Data provided –

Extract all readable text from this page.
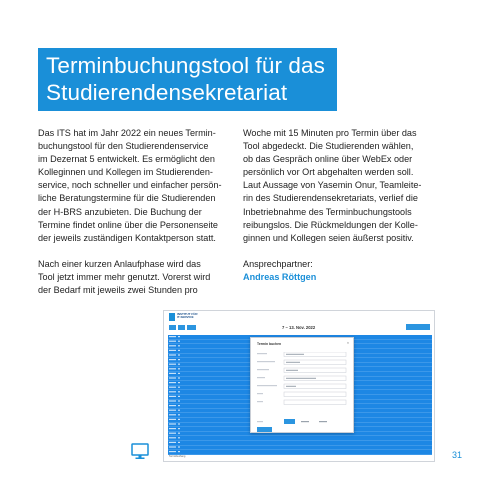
Terminbuchungstool für das
Studierendensekretariat

Das ITS hat im Jahr 2022 ein neues Termin-

buchungstool für den Studierendenservice

im Dezernat 5 entwickelt. Es ermöglicht den

Kolleginnen und Kollegen im Studierenden-

service, noch schneller und einfacher persön-

liche Beratungstermine für die Studierenden

der H-BRS anzubieten. Die Buchung der

Termine findet online über die Personenseite

der jeweils zuständigen Kontaktperson statt.

Nach einer kurzen Anlaufphase wird das

Tool jetzt immer mehr genutzt. Vorerst wird

der Bedarf mit jeweils zwei Stunden pro

Woche mit 15 Minuten pro Termin über das

Tool abgedeckt. Die Studierenden wählen,

ob das Gespräch online über WebEx oder

persönlich vor Ort abgehalten werden soll.

Laut Aussage von Yasemin Onur, Teamleite-

rin des Studierendensekretariats, verlief die

Inbetriebnahme des Terminbuchungstools

reibungslos. Die Rückmeldungen der Kolle-

ginnen und Kollegen seien äußerst positiv.

Ansprechpartner:

Andreas Röttgen

INSTITUT FÜR
IT-SERVICE
7 – 13. Nov. 2022
Termin buchen	×
Terminbuchung	31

Stated exercise – Look through the data above. Copy every line with the string "Kollegen" in it.

Task result –
Kolleginnen und Kollegen im Studierenden-
ginnen und Kollegen seien äußerst positiv.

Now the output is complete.